EXERCISE AIM:
Arrange the material below as a two-column Markdown table headed Row and Line, with a row number beside each line and blank lines left out. Begin at the first line of the material and stop after the line that contains "lesson-status-circle-icon — [14, 937, 29, 952]", including both.

· · · · ·

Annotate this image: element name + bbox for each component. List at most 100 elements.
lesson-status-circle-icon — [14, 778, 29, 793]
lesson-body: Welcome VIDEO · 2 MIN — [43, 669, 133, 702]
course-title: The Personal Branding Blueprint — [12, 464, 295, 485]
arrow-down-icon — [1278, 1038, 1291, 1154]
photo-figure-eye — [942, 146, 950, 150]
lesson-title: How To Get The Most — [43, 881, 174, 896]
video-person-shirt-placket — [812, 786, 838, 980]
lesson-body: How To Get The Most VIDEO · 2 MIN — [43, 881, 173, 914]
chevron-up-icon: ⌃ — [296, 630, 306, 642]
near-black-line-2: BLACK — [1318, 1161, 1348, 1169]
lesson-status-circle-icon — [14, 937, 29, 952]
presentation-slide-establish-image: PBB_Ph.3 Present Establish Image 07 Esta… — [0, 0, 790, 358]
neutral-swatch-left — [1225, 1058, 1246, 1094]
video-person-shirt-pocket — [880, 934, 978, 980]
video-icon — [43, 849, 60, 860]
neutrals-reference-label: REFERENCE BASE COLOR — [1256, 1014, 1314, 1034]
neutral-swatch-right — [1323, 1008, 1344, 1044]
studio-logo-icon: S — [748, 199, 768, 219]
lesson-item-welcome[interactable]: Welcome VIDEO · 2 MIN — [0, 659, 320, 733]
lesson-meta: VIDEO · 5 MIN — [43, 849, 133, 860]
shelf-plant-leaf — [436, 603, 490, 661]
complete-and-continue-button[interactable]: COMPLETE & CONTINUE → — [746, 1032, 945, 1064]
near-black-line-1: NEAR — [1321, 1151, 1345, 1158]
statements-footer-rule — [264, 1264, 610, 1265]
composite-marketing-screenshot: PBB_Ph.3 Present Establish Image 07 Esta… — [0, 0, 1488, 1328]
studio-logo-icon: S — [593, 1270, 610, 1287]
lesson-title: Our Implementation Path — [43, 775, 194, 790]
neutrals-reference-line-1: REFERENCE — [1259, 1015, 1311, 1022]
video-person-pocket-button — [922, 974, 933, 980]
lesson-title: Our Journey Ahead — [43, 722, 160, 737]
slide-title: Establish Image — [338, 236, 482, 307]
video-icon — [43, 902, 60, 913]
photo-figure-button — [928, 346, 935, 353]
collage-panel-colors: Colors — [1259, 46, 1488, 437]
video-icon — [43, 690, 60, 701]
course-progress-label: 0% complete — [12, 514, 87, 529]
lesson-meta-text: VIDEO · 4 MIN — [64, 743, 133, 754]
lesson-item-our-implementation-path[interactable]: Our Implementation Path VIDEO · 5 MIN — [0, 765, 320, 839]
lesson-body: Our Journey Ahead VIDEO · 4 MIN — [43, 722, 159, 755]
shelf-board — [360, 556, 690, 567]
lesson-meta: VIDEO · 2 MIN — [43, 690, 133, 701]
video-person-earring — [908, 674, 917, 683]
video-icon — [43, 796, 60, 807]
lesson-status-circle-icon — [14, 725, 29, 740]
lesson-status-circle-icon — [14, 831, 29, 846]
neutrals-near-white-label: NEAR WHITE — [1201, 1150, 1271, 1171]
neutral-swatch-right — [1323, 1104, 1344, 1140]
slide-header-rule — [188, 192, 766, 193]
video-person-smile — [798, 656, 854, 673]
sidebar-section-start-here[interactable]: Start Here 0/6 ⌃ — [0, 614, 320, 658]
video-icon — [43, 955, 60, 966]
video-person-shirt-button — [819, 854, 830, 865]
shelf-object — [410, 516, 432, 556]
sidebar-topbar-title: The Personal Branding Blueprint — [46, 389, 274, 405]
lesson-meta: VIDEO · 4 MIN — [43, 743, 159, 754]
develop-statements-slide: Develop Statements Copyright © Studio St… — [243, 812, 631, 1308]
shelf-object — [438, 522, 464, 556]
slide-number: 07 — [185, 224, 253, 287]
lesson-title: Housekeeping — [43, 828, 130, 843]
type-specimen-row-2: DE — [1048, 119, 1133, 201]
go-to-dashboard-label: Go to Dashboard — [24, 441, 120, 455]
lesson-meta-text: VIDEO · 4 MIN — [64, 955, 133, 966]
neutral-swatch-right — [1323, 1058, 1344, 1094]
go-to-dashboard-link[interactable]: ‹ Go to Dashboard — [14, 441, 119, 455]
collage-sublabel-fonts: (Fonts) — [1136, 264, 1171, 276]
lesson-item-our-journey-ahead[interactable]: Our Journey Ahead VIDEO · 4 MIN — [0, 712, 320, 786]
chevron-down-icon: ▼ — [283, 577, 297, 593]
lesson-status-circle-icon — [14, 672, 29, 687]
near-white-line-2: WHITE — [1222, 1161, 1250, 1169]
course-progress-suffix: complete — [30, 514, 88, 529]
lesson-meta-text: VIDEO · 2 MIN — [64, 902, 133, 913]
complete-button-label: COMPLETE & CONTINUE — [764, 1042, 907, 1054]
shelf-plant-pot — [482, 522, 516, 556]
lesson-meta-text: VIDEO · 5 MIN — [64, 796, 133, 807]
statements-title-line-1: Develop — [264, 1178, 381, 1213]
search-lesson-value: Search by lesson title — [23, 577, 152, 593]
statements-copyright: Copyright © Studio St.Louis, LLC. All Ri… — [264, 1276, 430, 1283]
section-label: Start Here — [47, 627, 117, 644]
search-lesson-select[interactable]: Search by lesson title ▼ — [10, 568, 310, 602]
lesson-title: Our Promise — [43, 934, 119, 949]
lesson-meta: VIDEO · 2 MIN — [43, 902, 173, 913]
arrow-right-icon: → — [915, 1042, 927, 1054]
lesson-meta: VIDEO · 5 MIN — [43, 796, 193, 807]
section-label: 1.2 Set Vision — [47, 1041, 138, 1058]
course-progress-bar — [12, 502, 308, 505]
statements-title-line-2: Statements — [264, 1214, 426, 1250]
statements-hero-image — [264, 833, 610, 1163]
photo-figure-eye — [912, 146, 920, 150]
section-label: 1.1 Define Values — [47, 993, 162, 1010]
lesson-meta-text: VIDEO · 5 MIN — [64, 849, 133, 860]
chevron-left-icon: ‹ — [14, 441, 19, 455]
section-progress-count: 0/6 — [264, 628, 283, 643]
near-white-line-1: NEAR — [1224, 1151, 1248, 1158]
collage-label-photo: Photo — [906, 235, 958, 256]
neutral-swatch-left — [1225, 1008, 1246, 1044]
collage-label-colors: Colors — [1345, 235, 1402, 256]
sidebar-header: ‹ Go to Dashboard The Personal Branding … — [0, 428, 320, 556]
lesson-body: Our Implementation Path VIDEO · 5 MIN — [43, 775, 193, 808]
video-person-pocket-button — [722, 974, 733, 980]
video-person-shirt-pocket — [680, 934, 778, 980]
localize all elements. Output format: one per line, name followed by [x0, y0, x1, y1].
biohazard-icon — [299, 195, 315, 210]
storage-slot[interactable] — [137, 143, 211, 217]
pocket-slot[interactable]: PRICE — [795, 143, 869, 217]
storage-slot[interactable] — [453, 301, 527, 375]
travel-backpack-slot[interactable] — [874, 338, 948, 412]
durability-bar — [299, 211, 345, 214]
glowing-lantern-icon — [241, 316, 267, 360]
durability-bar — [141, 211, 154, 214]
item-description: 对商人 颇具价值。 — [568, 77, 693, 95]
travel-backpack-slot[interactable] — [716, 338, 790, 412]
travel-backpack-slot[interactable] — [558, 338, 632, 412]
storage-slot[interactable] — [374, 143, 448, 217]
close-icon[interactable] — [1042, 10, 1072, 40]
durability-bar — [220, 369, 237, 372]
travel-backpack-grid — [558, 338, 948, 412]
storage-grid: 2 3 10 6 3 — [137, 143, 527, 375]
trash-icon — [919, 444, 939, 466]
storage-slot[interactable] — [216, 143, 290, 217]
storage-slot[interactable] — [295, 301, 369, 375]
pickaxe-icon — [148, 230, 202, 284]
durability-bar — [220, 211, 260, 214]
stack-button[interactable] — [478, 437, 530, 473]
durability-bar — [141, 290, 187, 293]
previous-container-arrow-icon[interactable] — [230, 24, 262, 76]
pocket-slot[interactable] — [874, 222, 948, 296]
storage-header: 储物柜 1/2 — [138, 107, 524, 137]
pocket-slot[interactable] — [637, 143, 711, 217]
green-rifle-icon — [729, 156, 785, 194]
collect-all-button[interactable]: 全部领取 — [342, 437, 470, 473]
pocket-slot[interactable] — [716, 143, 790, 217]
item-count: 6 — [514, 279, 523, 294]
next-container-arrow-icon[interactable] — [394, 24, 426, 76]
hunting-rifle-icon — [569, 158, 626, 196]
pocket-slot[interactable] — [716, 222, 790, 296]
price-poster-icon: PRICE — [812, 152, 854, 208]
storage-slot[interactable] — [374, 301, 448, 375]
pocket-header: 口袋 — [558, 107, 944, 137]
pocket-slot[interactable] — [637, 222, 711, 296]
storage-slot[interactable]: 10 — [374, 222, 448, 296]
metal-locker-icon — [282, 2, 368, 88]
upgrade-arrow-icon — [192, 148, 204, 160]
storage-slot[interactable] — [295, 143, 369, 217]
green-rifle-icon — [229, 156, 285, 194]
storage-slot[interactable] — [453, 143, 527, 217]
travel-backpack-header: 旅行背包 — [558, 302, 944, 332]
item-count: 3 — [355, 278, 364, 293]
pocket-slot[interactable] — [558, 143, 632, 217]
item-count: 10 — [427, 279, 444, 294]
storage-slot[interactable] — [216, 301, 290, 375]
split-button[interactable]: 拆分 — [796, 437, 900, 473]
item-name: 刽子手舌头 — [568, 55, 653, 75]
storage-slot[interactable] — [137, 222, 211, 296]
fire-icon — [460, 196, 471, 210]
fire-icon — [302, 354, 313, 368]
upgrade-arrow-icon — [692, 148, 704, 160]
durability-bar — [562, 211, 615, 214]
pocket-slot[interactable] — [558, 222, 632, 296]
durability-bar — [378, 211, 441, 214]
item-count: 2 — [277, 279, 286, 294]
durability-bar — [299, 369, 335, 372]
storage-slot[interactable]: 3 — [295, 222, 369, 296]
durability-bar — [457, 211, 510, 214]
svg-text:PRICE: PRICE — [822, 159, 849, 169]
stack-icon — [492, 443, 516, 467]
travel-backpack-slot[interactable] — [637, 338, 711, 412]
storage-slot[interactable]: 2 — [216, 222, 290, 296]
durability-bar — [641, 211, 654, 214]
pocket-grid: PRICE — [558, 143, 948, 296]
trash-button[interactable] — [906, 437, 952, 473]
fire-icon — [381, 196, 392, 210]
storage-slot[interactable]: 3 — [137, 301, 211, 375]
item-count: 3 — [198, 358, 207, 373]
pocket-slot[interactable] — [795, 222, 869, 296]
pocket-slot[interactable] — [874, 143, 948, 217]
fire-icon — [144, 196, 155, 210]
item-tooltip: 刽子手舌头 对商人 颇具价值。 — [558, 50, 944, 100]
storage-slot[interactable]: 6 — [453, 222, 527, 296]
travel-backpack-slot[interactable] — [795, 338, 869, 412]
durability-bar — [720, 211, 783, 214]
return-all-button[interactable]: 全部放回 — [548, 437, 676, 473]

· · · · ·

RESULT OF THIS TASK:
| Row | Line |
|---|---|
| 1 | Annotate this image: element name + bbox for each component. List at most 100 elements. |
| 2 | lesson-status-circle-icon — [14, 778, 29, 793] |
| 3 | lesson-body: Welcome VIDEO · 2 MIN — [43, 669, 133, 702] |
| 4 | course-title: The Personal Branding Blueprint — [12, 464, 295, 485] |
| 5 | arrow-down-icon — [1278, 1038, 1291, 1154] |
| 6 | photo-figure-eye — [942, 146, 950, 150] |
| 7 | lesson-title: How To Get The Most — [43, 881, 174, 896] |
| 8 | video-person-shirt-placket — [812, 786, 838, 980] |
| 9 | lesson-body: How To Get The Most VIDEO · 2 MIN — [43, 881, 173, 914] |
| 10 | chevron-up-icon: ⌃ — [296, 630, 306, 642] |
| 11 | near-black-line-2: BLACK — [1318, 1161, 1348, 1169] |
| 12 | lesson-status-circle-icon — [14, 937, 29, 952] |